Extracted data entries
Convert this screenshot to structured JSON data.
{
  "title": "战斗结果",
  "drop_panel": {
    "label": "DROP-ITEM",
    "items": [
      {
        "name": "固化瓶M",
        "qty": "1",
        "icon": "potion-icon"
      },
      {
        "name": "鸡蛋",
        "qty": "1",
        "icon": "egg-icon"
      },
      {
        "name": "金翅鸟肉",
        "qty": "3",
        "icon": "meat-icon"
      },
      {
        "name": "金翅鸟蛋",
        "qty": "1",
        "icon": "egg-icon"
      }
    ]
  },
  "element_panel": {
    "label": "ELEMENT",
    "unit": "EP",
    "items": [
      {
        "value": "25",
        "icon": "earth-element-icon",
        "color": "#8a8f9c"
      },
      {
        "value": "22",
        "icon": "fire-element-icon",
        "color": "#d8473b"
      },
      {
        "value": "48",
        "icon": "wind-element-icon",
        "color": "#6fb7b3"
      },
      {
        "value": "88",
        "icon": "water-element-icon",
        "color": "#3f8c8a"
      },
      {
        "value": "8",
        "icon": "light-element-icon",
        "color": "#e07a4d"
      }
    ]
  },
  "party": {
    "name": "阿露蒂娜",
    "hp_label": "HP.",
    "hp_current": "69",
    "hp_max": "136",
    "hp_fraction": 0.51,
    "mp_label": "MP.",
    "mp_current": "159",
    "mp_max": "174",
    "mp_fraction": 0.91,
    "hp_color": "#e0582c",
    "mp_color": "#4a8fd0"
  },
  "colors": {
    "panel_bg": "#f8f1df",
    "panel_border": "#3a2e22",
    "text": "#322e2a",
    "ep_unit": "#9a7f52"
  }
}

**Exercise instructions**. Extract every line above that contains the word "name".

**Full answer**.
        "name": "固化瓶M",
        "name": "鸡蛋",
        "name": "金翅鸟肉",
        "name": "金翅鸟蛋",
    "name": "阿露蒂娜",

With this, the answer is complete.